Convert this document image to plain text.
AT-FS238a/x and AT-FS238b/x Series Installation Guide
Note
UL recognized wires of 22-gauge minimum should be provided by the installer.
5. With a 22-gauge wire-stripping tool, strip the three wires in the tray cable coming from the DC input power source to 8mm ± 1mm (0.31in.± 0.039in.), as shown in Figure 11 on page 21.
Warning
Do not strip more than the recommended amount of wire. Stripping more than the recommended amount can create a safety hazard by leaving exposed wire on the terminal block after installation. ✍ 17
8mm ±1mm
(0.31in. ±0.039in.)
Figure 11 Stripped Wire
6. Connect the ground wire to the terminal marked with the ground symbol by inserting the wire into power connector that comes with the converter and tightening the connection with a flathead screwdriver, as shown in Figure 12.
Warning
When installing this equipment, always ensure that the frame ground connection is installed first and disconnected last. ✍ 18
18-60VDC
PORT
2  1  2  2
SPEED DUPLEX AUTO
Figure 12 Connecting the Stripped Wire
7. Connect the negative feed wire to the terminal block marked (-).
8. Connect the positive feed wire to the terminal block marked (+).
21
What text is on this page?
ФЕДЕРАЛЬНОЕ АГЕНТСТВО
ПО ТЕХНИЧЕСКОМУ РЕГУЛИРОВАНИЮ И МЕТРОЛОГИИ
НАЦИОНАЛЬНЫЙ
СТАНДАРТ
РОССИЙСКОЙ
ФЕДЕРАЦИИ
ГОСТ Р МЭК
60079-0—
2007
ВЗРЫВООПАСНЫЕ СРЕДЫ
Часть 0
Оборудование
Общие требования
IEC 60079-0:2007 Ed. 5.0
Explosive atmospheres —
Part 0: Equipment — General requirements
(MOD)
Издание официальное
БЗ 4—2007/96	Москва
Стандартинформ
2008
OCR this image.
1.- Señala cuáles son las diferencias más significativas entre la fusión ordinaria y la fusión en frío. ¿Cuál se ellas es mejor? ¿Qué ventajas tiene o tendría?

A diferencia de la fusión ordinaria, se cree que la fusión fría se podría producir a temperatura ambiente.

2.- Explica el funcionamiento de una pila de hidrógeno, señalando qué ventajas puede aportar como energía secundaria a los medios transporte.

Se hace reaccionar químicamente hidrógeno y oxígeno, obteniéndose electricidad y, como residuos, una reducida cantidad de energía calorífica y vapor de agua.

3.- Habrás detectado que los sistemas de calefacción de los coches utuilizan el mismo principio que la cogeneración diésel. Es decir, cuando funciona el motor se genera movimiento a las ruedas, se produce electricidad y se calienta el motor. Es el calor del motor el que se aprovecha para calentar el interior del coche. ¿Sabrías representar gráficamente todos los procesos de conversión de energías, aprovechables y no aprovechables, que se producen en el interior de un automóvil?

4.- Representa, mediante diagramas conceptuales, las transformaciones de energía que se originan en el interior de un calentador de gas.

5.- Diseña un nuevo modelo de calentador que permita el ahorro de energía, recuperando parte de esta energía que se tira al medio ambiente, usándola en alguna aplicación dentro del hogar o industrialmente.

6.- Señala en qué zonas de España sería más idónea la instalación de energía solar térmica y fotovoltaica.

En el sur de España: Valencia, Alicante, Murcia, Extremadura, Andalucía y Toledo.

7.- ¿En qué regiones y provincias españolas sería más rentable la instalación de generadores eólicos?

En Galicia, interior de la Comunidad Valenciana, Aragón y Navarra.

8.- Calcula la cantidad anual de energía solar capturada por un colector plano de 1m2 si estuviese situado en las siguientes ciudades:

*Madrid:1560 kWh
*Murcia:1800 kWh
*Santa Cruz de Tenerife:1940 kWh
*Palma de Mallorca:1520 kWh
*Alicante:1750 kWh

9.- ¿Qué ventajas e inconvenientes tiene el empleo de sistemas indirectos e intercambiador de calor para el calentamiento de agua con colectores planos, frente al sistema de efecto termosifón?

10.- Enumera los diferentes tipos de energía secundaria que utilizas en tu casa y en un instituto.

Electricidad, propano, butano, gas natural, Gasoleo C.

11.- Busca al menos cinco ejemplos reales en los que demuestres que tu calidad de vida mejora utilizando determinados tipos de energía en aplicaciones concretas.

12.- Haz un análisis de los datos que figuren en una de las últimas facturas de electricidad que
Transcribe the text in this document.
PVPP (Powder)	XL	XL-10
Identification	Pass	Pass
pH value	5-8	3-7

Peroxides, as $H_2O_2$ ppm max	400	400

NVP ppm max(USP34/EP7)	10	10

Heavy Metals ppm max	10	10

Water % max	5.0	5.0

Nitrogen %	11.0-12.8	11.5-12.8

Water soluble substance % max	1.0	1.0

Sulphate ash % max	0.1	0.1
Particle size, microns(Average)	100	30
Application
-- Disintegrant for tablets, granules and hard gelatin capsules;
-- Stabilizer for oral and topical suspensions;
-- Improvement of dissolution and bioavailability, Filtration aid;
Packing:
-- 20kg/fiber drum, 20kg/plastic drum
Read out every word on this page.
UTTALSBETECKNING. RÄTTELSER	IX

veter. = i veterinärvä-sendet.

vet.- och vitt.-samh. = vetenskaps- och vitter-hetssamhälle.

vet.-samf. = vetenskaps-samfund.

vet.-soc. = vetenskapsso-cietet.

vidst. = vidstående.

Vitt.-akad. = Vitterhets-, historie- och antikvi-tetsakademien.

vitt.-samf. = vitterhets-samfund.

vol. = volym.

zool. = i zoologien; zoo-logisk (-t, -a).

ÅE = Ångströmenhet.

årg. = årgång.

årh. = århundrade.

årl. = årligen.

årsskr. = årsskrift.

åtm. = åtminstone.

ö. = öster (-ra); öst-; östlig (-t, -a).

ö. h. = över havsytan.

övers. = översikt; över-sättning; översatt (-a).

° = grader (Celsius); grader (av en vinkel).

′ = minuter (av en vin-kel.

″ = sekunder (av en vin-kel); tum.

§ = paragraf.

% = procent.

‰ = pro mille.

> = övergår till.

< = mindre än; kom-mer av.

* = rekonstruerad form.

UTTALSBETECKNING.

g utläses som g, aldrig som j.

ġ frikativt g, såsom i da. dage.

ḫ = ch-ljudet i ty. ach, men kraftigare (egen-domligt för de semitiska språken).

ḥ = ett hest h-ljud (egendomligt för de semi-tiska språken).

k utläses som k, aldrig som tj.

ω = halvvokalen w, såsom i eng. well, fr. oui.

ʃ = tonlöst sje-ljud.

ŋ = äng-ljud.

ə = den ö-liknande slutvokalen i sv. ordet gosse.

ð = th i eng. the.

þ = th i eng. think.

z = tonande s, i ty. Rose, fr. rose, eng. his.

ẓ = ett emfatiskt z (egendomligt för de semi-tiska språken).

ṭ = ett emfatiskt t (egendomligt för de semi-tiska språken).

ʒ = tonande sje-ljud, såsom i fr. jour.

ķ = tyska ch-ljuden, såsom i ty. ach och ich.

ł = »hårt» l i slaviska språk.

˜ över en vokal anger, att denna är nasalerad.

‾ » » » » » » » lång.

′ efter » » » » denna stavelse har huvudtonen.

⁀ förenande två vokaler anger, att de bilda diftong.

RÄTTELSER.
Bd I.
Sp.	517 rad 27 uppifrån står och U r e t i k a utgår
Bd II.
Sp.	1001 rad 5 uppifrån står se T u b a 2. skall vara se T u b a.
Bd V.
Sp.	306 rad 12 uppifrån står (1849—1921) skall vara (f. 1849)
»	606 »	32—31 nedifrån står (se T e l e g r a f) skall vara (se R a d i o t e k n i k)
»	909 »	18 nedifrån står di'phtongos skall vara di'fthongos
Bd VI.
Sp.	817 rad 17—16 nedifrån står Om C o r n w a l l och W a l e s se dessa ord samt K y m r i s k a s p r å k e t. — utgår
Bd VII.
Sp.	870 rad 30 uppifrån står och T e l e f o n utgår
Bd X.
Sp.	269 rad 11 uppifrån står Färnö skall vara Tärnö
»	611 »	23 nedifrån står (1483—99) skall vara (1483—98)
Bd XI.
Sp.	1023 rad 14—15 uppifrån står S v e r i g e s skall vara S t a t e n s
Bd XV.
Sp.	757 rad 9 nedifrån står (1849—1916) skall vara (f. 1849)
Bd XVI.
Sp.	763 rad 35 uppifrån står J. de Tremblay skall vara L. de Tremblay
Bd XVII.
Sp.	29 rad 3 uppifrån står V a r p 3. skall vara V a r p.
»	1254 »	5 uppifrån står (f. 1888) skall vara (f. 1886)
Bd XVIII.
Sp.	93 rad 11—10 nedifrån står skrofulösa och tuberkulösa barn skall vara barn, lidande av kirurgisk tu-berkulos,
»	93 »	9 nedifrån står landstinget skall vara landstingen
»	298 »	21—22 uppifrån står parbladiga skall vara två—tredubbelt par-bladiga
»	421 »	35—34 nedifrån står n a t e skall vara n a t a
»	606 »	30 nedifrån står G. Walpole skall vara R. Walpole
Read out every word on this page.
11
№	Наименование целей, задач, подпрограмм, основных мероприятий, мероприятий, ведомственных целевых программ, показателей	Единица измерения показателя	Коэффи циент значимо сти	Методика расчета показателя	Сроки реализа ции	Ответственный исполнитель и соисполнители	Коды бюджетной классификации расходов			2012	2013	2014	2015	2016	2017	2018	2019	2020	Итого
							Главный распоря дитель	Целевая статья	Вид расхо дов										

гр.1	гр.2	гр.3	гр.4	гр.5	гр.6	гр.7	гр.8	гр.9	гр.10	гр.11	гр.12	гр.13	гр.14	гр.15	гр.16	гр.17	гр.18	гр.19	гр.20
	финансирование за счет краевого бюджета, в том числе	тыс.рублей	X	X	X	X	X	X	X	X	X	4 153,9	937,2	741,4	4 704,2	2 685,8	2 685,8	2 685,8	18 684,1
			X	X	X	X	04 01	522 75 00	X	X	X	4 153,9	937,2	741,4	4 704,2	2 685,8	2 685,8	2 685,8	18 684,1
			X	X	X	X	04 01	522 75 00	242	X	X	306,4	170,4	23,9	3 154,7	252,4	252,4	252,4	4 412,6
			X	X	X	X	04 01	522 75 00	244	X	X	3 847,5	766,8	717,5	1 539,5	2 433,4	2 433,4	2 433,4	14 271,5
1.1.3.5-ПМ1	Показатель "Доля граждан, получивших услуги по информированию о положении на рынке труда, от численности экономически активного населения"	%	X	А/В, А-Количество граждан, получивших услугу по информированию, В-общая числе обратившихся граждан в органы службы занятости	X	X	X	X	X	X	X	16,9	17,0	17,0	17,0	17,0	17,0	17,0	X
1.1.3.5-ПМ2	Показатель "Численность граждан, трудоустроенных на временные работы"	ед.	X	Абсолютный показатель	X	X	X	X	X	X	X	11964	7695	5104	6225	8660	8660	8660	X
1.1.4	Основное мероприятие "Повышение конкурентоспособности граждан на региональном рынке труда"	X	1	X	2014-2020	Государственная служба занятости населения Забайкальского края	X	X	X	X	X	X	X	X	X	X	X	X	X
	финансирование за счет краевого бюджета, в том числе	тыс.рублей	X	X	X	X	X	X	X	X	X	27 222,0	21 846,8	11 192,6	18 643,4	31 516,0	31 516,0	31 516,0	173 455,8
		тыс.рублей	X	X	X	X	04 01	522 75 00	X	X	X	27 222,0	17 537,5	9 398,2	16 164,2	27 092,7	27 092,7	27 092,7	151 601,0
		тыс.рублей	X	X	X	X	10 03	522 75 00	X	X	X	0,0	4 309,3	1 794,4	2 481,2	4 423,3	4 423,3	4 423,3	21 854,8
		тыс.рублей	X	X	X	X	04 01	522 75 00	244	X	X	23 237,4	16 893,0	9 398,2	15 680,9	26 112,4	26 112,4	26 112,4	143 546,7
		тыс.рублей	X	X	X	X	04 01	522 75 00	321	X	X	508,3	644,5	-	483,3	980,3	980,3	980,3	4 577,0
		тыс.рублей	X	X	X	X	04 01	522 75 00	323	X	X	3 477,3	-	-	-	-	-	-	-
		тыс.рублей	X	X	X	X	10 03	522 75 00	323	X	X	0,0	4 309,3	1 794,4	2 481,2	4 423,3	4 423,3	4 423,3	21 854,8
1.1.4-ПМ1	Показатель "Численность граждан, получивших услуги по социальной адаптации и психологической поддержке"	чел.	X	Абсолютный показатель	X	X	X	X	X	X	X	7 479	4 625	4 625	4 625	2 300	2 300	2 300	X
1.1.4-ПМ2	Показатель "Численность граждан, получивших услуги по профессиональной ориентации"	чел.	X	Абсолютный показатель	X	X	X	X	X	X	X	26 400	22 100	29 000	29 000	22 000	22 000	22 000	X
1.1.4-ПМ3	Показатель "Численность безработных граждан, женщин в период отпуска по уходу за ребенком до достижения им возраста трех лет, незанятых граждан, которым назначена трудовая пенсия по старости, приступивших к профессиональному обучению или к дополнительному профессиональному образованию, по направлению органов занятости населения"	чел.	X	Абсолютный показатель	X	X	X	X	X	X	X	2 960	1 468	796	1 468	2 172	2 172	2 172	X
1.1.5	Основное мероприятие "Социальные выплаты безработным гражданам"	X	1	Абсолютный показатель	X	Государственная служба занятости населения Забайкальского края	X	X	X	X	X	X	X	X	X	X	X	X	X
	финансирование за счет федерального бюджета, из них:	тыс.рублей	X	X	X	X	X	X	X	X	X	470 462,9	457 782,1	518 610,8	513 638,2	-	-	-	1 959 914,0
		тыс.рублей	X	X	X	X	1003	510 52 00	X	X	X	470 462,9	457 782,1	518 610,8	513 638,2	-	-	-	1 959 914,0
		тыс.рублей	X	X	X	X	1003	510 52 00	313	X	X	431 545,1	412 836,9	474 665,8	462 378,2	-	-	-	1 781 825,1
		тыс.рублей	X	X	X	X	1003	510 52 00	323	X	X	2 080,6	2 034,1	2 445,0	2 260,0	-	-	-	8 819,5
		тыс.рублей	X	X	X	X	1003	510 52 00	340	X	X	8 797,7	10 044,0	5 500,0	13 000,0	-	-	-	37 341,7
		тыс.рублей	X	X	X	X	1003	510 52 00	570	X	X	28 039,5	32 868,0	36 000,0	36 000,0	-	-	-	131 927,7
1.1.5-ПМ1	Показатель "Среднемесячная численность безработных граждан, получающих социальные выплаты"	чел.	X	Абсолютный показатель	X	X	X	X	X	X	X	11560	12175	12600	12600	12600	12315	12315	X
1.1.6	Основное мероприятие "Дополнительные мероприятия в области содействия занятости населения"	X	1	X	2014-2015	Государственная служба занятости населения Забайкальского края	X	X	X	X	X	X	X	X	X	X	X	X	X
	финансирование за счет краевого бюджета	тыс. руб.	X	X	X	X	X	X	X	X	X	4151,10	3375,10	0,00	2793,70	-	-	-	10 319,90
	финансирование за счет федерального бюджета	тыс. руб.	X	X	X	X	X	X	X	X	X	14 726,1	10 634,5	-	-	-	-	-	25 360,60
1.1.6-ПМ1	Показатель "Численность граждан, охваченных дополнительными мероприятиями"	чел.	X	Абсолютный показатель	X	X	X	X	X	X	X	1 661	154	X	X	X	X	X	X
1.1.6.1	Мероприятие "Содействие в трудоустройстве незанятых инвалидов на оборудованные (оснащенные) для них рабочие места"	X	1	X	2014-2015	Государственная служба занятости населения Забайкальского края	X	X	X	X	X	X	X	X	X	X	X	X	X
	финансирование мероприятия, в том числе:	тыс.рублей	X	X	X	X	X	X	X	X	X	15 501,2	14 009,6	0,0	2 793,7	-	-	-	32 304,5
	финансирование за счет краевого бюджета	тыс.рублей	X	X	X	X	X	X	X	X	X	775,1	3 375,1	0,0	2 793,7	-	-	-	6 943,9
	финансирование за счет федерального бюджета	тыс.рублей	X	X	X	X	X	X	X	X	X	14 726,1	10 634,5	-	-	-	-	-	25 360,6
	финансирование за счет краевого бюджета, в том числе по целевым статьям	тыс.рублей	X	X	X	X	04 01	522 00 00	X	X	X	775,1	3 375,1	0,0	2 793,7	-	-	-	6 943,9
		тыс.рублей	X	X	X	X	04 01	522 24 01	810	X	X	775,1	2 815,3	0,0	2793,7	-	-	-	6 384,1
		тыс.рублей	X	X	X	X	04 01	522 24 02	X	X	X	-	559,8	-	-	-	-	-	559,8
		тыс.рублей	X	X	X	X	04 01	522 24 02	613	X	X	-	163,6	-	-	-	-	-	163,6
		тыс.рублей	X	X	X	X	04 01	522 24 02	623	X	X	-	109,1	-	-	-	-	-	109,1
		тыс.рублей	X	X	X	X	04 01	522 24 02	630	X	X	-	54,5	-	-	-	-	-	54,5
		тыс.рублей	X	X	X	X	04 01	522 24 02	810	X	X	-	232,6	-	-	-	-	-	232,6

------------------------------------------------------------------------

◆ **Objective**
Check every line of the material for the string "samf" and give the number of lines that have it, without anything else.

◆ **Response below**
2